*Collection entries*:
# # # # #

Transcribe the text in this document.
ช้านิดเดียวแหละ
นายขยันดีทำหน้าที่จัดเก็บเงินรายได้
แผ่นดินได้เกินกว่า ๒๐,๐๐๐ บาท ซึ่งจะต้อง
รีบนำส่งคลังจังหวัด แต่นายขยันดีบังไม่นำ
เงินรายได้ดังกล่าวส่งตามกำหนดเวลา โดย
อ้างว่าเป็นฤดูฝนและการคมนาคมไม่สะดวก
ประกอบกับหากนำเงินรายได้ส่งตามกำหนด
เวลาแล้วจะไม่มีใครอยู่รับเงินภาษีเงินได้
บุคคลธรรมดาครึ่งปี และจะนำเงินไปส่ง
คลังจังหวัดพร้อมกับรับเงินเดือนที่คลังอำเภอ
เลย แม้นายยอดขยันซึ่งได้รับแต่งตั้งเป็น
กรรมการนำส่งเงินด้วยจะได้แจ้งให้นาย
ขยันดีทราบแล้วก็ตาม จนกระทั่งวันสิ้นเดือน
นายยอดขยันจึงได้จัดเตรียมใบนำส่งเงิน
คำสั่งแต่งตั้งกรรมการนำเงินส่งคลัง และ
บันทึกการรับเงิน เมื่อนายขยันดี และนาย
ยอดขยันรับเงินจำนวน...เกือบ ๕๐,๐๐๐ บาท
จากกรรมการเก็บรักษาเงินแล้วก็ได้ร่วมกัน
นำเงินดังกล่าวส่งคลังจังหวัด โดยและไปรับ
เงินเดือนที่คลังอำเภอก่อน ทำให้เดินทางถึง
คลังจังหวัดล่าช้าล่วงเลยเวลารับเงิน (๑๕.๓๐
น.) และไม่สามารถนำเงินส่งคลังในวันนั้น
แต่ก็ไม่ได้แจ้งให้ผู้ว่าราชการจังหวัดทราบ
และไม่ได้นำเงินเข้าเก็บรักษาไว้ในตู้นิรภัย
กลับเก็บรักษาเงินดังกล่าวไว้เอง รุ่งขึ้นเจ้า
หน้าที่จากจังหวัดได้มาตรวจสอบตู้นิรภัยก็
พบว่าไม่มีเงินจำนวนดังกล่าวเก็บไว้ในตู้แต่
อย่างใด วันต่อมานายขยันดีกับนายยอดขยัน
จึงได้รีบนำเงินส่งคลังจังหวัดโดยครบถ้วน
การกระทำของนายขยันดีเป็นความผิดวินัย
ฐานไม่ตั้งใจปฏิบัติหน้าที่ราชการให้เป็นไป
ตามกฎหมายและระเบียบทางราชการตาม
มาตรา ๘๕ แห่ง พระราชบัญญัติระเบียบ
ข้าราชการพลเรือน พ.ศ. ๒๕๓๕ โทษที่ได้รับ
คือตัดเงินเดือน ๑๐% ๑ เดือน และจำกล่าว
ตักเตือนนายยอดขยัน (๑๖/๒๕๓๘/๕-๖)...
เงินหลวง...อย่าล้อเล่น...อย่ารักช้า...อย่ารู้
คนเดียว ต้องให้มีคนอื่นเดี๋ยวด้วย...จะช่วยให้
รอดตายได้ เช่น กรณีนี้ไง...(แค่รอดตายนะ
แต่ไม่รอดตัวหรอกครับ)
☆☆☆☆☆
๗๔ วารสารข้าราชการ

# # # # #

*SET EXERCISE*: Copy all the entries verbatim.

*SOLVED EXERCISE*:
Transcribe the text in this document.
ช้านิดเดียวแหละ
นายขยันดีทำหน้าที่จัดเก็บเงินรายได้
แผ่นดินได้เกินกว่า ๒๐,๐๐๐ บาท ซึ่งจะต้อง
รีบนำส่งคลังจังหวัด แต่นายขยันดีบังไม่นำ
เงินรายได้ดังกล่าวส่งตามกำหนดเวลา โดย
อ้างว่าเป็นฤดูฝนและการคมนาคมไม่สะดวก
ประกอบกับหากนำเงินรายได้ส่งตามกำหนด
เวลาแล้วจะไม่มีใครอยู่รับเงินภาษีเงินได้
บุคคลธรรมดาครึ่งปี และจะนำเงินไปส่ง
คลังจังหวัดพร้อมกับรับเงินเดือนที่คลังอำเภอ
เลย แม้นายยอดขยันซึ่งได้รับแต่งตั้งเป็น
กรรมการนำส่งเงินด้วยจะได้แจ้งให้นาย
ขยันดีทราบแล้วก็ตาม จนกระทั่งวันสิ้นเดือน
นายยอดขยันจึงได้จัดเตรียมใบนำส่งเงิน
คำสั่งแต่งตั้งกรรมการนำเงินส่งคลัง และ
บันทึกการรับเงิน เมื่อนายขยันดี และนาย
ยอดขยันรับเงินจำนวน...เกือบ ๕๐,๐๐๐ บาท
จากกรรมการเก็บรักษาเงินแล้วก็ได้ร่วมกัน
นำเงินดังกล่าวส่งคลังจังหวัด โดยและไปรับ
เงินเดือนที่คลังอำเภอก่อน ทำให้เดินทางถึง
คลังจังหวัดล่าช้าล่วงเลยเวลารับเงิน (๑๕.๓๐
น.) และไม่สามารถนำเงินส่งคลังในวันนั้น
แต่ก็ไม่ได้แจ้งให้ผู้ว่าราชการจังหวัดทราบ
และไม่ได้นำเงินเข้าเก็บรักษาไว้ในตู้นิรภัย
กลับเก็บรักษาเงินดังกล่าวไว้เอง รุ่งขึ้นเจ้า
หน้าที่จากจังหวัดได้มาตรวจสอบตู้นิรภัยก็
พบว่าไม่มีเงินจำนวนดังกล่าวเก็บไว้ในตู้แต่
อย่างใด วันต่อมานายขยันดีกับนายยอดขยัน
จึงได้รีบนำเงินส่งคลังจังหวัดโดยครบถ้วน
การกระทำของนายขยันดีเป็นความผิดวินัย
ฐานไม่ตั้งใจปฏิบัติหน้าที่ราชการให้เป็นไป
ตามกฎหมายและระเบียบทางราชการตาม
มาตรา ๘๕ แห่ง พระราชบัญญัติระเบียบ
ข้าราชการพลเรือน พ.ศ. ๒๕๓๕ โทษที่ได้รับ
คือตัดเงินเดือน ๑๐% ๑ เดือน และจำกล่าว
ตักเตือนนายยอดขยัน (๑๖/๒๕๓๘/๕-๖)...
เงินหลวง...อย่าล้อเล่น...อย่ารักช้า...อย่ารู้
คนเดียว ต้องให้มีคนอื่นเดี๋ยวด้วย...จะช่วยให้
รอดตายได้ เช่น กรณีนี้ไง...(แค่รอดตายนะ
แต่ไม่รอดตัวหรอกครับ)
☆☆☆☆☆
๗๔ วารสารข้าราชการ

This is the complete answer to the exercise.